• SHORT TASK: Every line of the records below should be restated exactly.

• RECORDS SUPPLIED:
Start

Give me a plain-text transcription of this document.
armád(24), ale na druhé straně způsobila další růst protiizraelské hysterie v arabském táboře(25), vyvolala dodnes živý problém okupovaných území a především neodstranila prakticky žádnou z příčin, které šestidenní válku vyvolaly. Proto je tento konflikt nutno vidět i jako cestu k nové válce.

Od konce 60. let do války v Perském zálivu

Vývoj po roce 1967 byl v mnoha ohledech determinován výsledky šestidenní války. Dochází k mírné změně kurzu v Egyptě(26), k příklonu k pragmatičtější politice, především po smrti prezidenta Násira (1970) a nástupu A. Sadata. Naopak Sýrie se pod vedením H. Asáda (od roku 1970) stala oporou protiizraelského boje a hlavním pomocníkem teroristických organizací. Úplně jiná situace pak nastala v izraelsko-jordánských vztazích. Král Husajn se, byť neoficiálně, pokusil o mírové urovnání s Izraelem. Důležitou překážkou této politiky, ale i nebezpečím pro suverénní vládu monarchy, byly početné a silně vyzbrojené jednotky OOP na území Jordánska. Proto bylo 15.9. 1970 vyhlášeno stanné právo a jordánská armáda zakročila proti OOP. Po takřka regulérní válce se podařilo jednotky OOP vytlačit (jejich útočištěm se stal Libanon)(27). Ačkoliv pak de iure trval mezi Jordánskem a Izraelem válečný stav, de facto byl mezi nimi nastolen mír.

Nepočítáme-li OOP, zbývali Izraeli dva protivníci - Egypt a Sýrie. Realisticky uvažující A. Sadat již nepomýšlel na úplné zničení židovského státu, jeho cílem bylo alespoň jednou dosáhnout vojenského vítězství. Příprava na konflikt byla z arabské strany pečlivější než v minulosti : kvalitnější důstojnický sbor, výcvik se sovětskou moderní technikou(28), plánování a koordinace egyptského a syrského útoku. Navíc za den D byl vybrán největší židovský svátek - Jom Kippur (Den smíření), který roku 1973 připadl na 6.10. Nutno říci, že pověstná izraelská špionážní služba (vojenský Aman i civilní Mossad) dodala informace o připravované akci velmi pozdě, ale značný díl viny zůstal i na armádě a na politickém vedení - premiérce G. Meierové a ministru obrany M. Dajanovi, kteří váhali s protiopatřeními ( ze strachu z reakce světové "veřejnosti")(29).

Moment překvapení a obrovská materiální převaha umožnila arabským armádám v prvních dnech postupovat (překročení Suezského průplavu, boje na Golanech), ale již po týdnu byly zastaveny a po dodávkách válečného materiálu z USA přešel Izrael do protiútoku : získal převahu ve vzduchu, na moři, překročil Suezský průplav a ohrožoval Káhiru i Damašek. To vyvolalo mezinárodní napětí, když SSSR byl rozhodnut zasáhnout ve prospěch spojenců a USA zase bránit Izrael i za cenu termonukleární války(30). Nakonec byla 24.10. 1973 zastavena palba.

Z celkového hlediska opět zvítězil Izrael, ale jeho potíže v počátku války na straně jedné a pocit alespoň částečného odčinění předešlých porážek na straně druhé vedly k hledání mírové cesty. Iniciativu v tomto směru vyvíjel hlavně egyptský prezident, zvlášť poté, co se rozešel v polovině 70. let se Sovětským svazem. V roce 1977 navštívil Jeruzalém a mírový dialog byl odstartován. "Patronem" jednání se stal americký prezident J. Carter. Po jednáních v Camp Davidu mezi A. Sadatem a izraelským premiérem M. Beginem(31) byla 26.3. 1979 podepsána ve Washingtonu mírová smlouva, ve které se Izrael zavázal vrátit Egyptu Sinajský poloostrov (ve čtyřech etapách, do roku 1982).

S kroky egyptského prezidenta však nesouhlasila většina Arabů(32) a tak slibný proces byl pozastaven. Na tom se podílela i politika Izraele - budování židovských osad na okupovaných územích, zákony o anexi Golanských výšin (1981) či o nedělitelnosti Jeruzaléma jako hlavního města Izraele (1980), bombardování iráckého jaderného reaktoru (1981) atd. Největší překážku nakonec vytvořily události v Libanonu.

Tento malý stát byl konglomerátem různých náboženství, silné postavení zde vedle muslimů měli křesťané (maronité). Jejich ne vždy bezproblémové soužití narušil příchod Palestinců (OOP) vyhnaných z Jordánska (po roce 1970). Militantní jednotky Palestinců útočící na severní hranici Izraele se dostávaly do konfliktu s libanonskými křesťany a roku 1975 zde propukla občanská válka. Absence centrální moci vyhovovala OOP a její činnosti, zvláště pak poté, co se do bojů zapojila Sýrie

End

• RESULT:
Give me a plain-text transcription of this document.
armád(24), ale na druhé straně způsobila další růst protiizraelské hysterie v arabském táboře(25), vyvolala dodnes živý problém okupovaných území a především neodstranila prakticky žádnou z příčin, které šestidenní válku vyvolaly. Proto je tento konflikt nutno vidět i jako cestu k nové válce.

Od konce 60. let do války v Perském zálivu

Vývoj po roce 1967 byl v mnoha ohledech determinován výsledky šestidenní války. Dochází k mírné změně kurzu v Egyptě(26), k příklonu k pragmatičtější politice, především po smrti prezidenta Násira (1970) a nástupu A. Sadata. Naopak Sýrie se pod vedením H. Asáda (od roku 1970) stala oporou protiizraelského boje a hlavním pomocníkem teroristických organizací. Úplně jiná situace pak nastala v izraelsko-jordánských vztazích. Král Husajn se, byť neoficiálně, pokusil o mírové urovnání s Izraelem. Důležitou překážkou této politiky, ale i nebezpečím pro suverénní vládu monarchy, byly početné a silně vyzbrojené jednotky OOP na území Jordánska. Proto bylo 15.9. 1970 vyhlášeno stanné právo a jordánská armáda zakročila proti OOP. Po takřka regulérní válce se podařilo jednotky OOP vytlačit (jejich útočištěm se stal Libanon)(27). Ačkoliv pak de iure trval mezi Jordánskem a Izraelem válečný stav, de facto byl mezi nimi nastolen mír.

Nepočítáme-li OOP, zbývali Izraeli dva protivníci - Egypt a Sýrie. Realisticky uvažující A. Sadat již nepomýšlel na úplné zničení židovského státu, jeho cílem bylo alespoň jednou dosáhnout vojenského vítězství. Příprava na konflikt byla z arabské strany pečlivější než v minulosti : kvalitnější důstojnický sbor, výcvik se sovětskou moderní technikou(28), plánování a koordinace egyptského a syrského útoku. Navíc za den D byl vybrán největší židovský svátek - Jom Kippur (Den smíření), který roku 1973 připadl na 6.10. Nutno říci, že pověstná izraelská špionážní služba (vojenský Aman i civilní Mossad) dodala informace o připravované akci velmi pozdě, ale značný díl viny zůstal i na armádě a na politickém vedení - premiérce G. Meierové a ministru obrany M. Dajanovi, kteří váhali s protiopatřeními ( ze strachu z reakce světové "veřejnosti")(29).

Moment překvapení a obrovská materiální převaha umožnila arabským armádám v prvních dnech postupovat (překročení Suezského průplavu, boje na Golanech), ale již po týdnu byly zastaveny a po dodávkách válečného materiálu z USA přešel Izrael do protiútoku : získal převahu ve vzduchu, na moři, překročil Suezský průplav a ohrožoval Káhiru i Damašek. To vyvolalo mezinárodní napětí, když SSSR byl rozhodnut zasáhnout ve prospěch spojenců a USA zase bránit Izrael i za cenu termonukleární války(30). Nakonec byla 24.10. 1973 zastavena palba.

Z celkového hlediska opět zvítězil Izrael, ale jeho potíže v počátku války na straně jedné a pocit alespoň částečného odčinění předešlých porážek na straně druhé vedly k hledání mírové cesty. Iniciativu v tomto směru vyvíjel hlavně egyptský prezident, zvlášť poté, co se rozešel v polovině 70. let se Sovětským svazem. V roce 1977 navštívil Jeruzalém a mírový dialog byl odstartován. "Patronem" jednání se stal americký prezident J. Carter. Po jednáních v Camp Davidu mezi A. Sadatem a izraelským premiérem M. Beginem(31) byla 26.3. 1979 podepsána ve Washingtonu mírová smlouva, ve které se Izrael zavázal vrátit Egyptu Sinajský poloostrov (ve čtyřech etapách, do roku 1982).

S kroky egyptského prezidenta však nesouhlasila většina Arabů(32) a tak slibný proces byl pozastaven. Na tom se podílela i politika Izraele - budování židovských osad na okupovaných územích, zákony o anexi Golanských výšin (1981) či o nedělitelnosti Jeruzaléma jako hlavního města Izraele (1980), bombardování iráckého jaderného reaktoru (1981) atd. Největší překážku nakonec vytvořily události v Libanonu.

Tento malý stát byl konglomerátem různých náboženství, silné postavení zde vedle muslimů měli křesťané (maronité). Jejich ne vždy bezproblémové soužití narušil příchod Palestinců (OOP) vyhnaných z Jordánska (po roce 1970). Militantní jednotky Palestinců útočící na severní hranici Izraele se dostávaly do konfliktu s libanonskými křesťany a roku 1975 zde propukla občanská válka. Absence centrální moci vyhovovala OOP a její činnosti, zvláště pak poté, co se do bojů zapojila Sýrie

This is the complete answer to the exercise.